** Begin Data section **

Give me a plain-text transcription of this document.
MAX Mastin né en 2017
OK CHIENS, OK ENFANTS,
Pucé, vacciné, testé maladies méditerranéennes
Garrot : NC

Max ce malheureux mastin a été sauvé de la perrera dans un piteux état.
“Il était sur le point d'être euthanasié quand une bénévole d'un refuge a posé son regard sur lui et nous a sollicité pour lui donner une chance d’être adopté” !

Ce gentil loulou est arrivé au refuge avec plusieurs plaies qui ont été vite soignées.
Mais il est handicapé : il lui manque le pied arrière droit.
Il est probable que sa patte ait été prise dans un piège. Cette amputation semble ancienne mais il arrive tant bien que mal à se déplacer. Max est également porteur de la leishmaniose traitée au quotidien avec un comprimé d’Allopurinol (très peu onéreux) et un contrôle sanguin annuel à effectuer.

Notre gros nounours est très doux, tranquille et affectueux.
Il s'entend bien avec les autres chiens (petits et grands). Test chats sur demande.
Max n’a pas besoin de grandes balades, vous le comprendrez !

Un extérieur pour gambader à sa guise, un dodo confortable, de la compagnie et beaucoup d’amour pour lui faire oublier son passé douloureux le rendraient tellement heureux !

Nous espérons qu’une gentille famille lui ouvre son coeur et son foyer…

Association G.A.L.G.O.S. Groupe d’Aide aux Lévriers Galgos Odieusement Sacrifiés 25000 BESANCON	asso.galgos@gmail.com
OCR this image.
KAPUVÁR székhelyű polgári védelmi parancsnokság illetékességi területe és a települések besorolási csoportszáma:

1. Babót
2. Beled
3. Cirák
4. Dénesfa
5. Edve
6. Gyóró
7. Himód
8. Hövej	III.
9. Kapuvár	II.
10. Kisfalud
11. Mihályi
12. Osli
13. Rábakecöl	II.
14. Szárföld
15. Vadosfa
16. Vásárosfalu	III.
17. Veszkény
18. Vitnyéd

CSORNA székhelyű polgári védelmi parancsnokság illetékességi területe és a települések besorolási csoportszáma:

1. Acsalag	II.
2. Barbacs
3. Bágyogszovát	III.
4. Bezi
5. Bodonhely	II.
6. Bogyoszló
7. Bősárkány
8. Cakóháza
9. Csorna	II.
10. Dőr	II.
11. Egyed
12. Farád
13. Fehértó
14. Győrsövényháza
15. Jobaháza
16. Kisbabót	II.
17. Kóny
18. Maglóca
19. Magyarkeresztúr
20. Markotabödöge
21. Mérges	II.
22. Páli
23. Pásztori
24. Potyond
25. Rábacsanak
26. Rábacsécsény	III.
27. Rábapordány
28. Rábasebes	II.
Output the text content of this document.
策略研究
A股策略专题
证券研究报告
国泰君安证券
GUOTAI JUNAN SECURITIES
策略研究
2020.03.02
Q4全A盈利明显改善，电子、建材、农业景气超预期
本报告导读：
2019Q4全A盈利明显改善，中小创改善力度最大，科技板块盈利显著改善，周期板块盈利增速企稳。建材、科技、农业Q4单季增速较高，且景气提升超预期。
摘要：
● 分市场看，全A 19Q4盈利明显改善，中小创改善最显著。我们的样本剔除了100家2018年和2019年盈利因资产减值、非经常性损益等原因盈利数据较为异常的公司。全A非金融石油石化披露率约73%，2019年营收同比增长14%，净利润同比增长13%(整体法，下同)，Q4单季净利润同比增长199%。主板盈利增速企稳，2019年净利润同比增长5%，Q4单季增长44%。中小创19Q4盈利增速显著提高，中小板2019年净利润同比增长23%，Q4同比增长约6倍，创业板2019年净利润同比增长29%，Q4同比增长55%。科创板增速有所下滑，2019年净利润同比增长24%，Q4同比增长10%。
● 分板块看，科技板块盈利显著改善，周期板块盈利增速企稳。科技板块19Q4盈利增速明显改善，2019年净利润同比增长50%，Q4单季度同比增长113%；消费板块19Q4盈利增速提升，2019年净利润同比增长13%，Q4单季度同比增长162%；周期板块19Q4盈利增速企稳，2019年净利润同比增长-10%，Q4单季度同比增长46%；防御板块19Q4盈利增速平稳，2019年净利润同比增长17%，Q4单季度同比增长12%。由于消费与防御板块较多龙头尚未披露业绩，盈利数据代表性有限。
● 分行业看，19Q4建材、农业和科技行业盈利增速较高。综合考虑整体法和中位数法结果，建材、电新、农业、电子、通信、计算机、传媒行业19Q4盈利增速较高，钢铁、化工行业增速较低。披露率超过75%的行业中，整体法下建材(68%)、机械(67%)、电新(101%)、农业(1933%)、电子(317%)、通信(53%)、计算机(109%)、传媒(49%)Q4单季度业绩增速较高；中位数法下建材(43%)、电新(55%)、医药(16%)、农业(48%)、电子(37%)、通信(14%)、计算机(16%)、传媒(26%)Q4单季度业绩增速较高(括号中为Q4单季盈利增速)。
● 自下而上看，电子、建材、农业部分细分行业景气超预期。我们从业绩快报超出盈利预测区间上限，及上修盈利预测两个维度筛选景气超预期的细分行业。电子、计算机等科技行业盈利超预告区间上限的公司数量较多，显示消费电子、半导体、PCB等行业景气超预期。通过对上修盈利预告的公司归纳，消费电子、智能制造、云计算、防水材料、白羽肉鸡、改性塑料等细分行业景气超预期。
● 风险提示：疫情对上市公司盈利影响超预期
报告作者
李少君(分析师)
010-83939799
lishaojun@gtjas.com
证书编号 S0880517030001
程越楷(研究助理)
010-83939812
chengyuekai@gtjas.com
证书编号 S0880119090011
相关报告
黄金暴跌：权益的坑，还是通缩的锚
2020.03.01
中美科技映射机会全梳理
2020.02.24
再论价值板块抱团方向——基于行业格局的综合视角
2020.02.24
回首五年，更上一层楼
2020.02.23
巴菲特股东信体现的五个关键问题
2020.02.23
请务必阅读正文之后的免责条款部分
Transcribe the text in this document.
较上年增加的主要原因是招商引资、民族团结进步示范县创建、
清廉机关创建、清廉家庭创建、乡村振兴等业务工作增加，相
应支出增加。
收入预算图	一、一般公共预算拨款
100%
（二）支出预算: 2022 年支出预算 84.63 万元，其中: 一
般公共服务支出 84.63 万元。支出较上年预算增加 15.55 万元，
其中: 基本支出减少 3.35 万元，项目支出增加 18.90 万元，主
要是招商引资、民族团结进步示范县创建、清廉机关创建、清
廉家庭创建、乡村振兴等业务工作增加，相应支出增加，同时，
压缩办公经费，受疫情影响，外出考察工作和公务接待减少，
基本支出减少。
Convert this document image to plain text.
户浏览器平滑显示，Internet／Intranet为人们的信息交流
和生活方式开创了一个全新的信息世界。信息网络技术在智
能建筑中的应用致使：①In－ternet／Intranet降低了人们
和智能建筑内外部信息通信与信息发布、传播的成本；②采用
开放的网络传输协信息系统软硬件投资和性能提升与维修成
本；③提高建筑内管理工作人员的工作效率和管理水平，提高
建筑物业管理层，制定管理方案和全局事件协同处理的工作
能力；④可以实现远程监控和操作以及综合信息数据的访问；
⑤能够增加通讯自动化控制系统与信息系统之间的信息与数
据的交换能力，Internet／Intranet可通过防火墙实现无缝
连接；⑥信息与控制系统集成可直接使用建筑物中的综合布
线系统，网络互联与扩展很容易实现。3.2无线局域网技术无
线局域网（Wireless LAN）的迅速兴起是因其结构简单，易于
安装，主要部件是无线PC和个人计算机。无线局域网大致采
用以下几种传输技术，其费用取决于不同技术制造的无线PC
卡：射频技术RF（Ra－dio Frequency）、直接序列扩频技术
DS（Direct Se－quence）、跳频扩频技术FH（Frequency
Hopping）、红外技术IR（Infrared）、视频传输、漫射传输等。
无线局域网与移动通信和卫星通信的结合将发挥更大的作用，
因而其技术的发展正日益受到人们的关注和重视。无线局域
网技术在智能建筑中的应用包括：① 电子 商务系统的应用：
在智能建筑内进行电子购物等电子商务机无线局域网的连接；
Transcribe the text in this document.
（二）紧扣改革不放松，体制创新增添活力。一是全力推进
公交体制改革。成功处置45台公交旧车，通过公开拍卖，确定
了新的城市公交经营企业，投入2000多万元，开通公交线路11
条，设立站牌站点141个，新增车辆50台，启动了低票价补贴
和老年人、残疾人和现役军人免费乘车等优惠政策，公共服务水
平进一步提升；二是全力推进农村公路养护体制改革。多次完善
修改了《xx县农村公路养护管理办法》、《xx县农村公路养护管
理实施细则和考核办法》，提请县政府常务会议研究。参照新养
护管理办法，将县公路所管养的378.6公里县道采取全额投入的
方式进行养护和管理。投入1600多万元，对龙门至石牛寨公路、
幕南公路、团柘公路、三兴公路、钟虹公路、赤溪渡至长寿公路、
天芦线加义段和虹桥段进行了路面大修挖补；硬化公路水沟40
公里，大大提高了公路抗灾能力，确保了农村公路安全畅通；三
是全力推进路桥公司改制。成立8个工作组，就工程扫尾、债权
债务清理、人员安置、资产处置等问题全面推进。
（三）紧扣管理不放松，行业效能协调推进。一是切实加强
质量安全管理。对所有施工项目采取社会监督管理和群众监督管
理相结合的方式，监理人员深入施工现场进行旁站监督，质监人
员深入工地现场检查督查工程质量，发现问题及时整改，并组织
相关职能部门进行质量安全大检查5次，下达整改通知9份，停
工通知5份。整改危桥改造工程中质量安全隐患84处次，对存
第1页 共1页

** End Data section **

Extract all lines that hold the word "Frequency".

Solution >>
卡：射频技术RF（Ra－dio Frequency）、直接序列扩频技术
DS（Direct Se－quence）、跳频扩频技术FH（Frequency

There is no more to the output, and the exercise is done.